• Given text
Claife Viewing Station, on the western shore of Windermere, has been on my gem-hunting list for some time now. The remains of this historic viewing station were recently restored by the National Trust, and last weekend I finally got to see it for myself.
According to the National Trust, Claife Viewing Station dates back to the 1790s, and started life as a two-storey, octagonal tower, which was later extended. Eventually it fell into disrepair. Its remains have now been tastefully restored to allow visitors to stand and admire the view once again from its first floor, and imagine what once stood there.
The history behind the viewing station is fascinating, and it would have been one of the first purpose-built tourist ‘attractions’ in the area. Historically, the Lake District had been regarded as a frightening wilderness, rather than as an attractive destination for tourists, but this all changed in the 18th century with the beginning of the Picturesque Movement. Up until the French Revolution and Napoleonic Wars, the wealthy would complete the ‘Grand tour’ of Europe, but found they could no longer do so. At around this time, guide books such as Thomas West’s guide to the lakes were being produced, and as a result, the Lakes soon became a fashionable destination.

• Supplied entries
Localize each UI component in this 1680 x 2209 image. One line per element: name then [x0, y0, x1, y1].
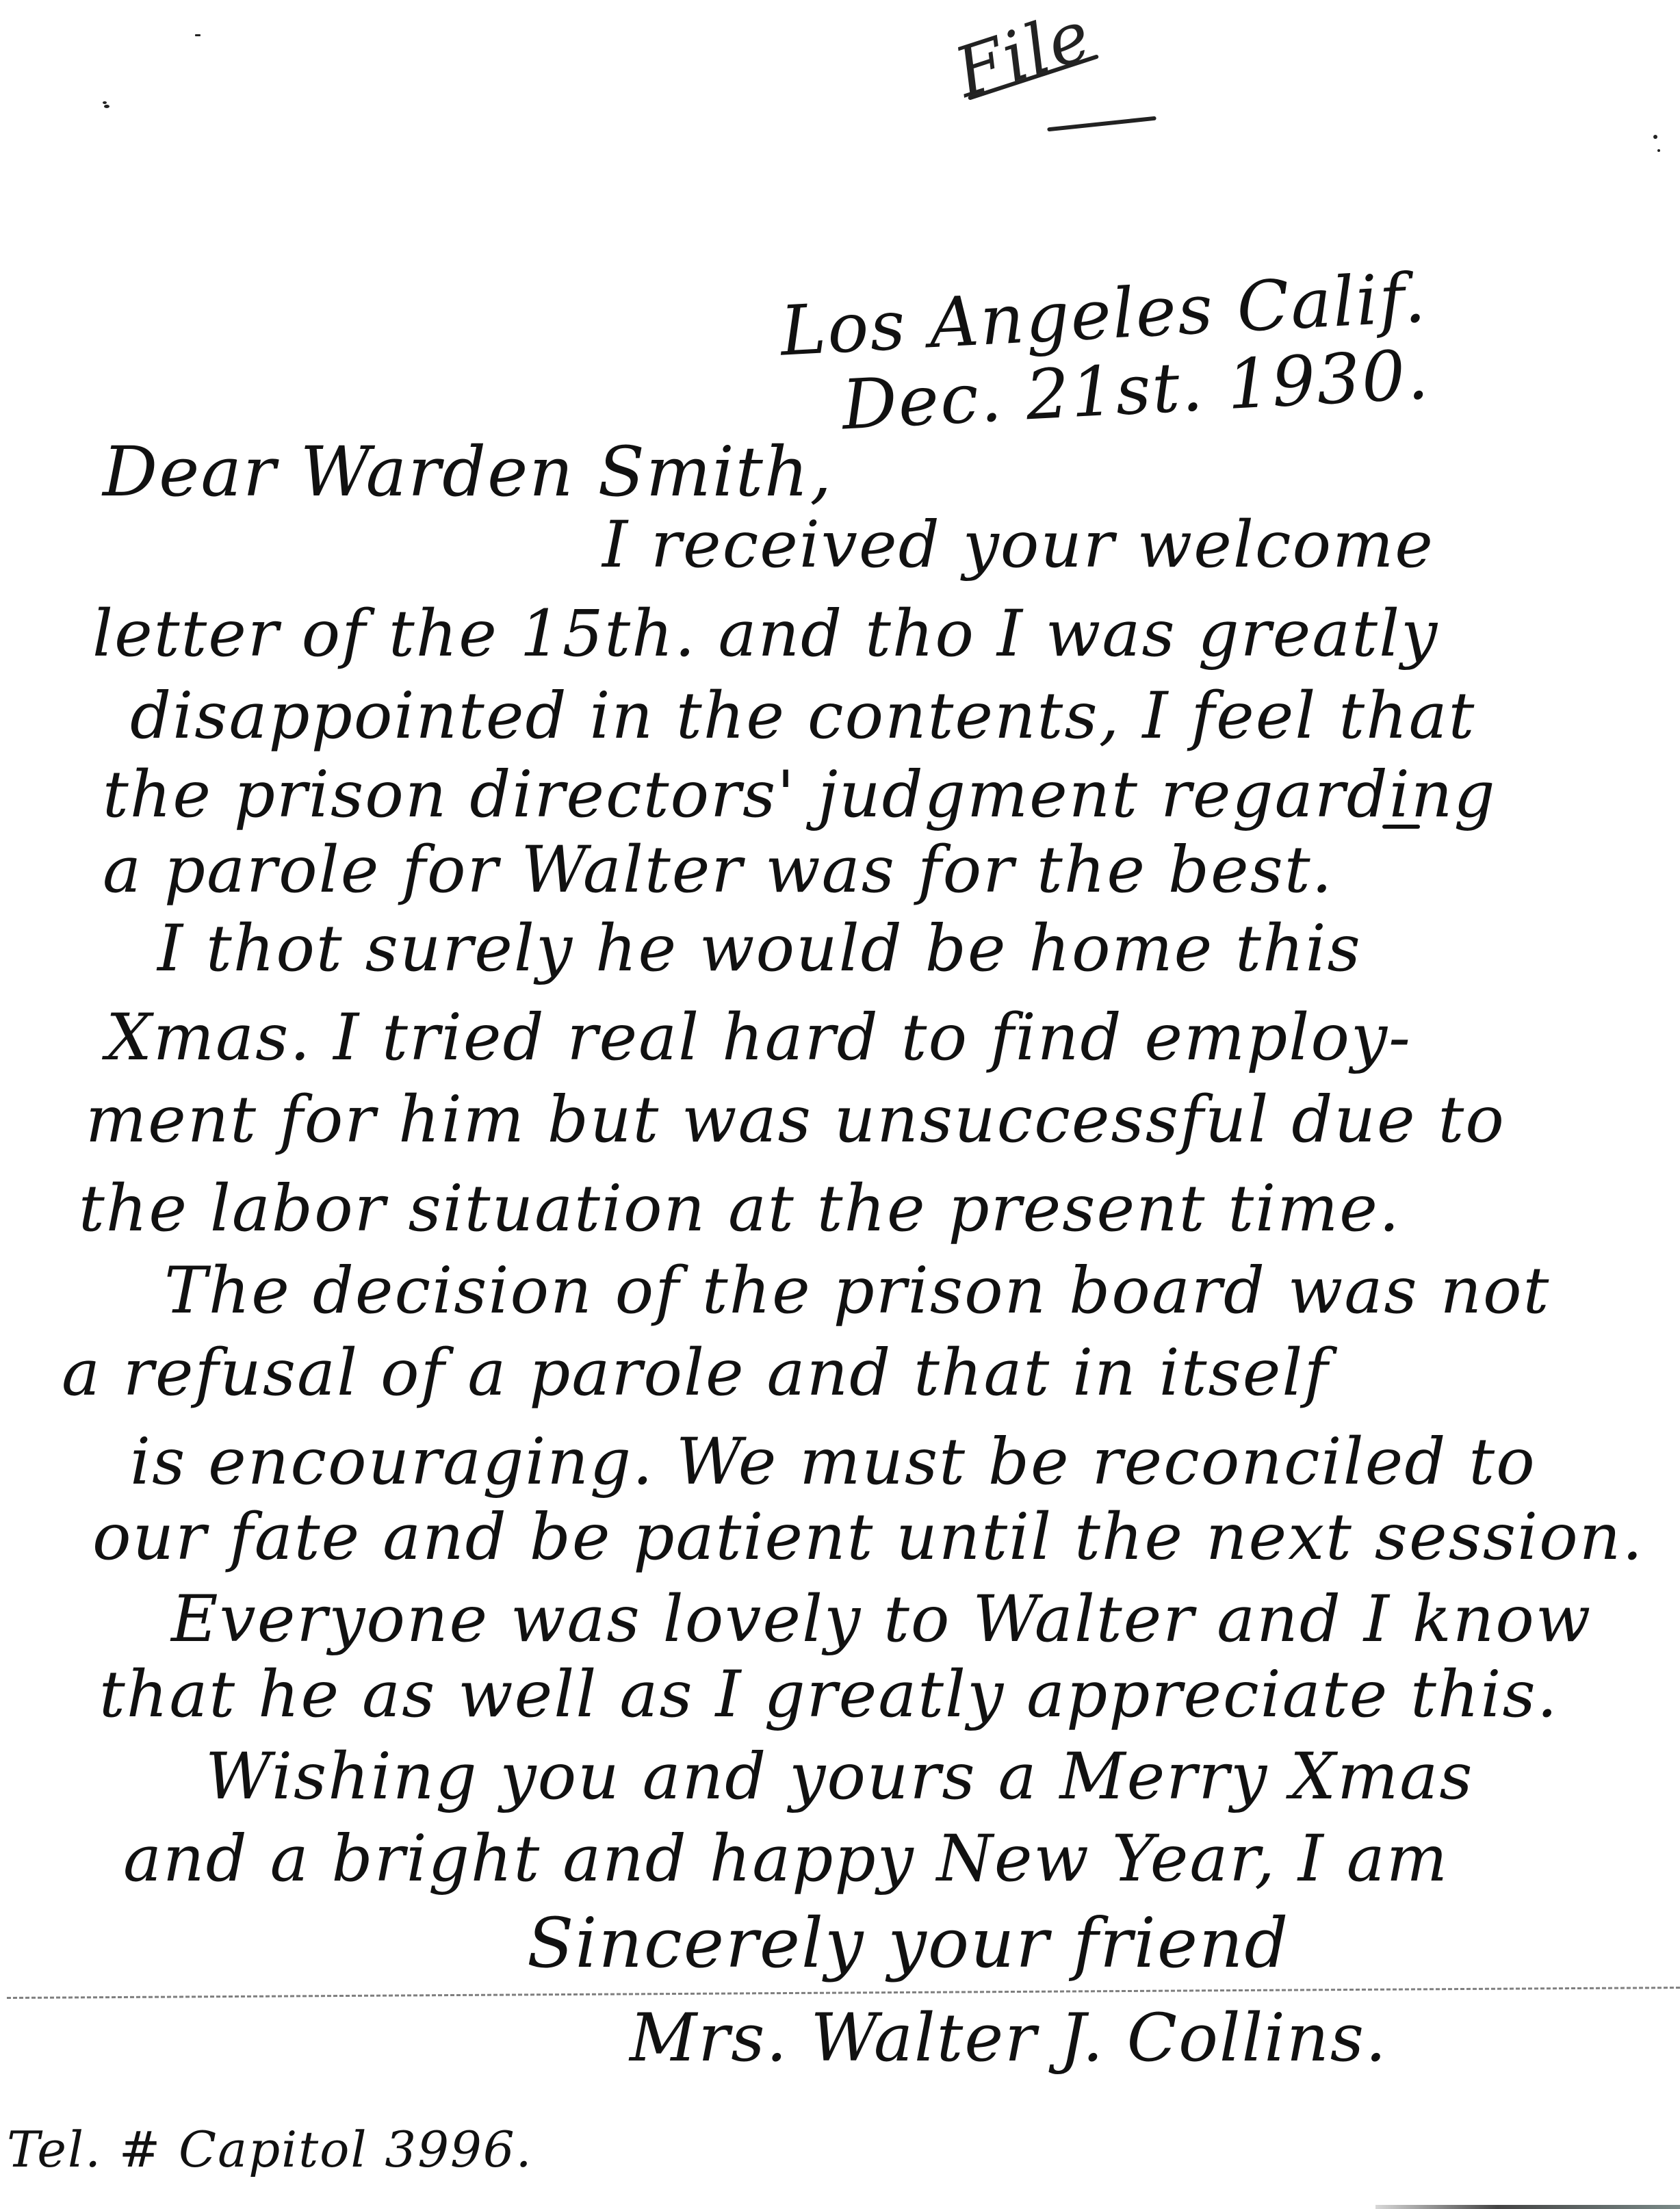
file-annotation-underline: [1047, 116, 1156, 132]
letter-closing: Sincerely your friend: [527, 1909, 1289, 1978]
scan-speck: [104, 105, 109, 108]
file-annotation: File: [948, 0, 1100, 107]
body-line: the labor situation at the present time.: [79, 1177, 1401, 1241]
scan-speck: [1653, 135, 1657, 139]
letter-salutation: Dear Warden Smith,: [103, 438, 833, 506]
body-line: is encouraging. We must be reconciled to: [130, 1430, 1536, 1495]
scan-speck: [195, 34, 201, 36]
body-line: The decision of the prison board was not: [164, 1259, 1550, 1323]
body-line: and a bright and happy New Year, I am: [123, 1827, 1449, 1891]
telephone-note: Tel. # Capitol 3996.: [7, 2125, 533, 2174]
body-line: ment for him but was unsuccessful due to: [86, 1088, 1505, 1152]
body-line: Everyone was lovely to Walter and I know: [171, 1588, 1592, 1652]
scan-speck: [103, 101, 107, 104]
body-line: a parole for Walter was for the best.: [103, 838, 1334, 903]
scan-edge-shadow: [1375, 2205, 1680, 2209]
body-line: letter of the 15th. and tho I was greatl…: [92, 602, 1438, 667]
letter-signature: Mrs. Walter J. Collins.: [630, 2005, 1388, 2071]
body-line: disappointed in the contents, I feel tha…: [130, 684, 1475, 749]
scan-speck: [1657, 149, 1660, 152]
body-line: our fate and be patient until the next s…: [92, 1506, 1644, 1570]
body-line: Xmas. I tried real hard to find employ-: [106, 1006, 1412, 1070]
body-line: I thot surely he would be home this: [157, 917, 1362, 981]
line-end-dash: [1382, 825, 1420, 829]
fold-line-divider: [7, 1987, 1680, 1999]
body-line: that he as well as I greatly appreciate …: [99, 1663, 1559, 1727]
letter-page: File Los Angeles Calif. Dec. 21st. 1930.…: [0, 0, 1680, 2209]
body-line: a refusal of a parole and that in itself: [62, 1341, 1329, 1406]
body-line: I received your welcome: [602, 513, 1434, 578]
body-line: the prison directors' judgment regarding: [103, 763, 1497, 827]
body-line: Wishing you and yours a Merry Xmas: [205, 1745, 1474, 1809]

• Directives
A: In the Claife Viewing Station text, which organization recently restored the remains of the viewing station?
B: Copy the Claife Viewing Station text word for word from "According to the" up to and including "once stood there.".
The entries are separate material from the Claife Viewing Station text.

• Responses
A: The National Trust

B:
According to the National Trust, Claife Viewing Station dates back to the 1790s, and started life as a two-storey, octagonal tower, which was later extended. Eventually it fell into disrepair. Its remains have now been tastefully restored to allow visitors to stand and admire the view once again from its first floor, and imagine what once stood there.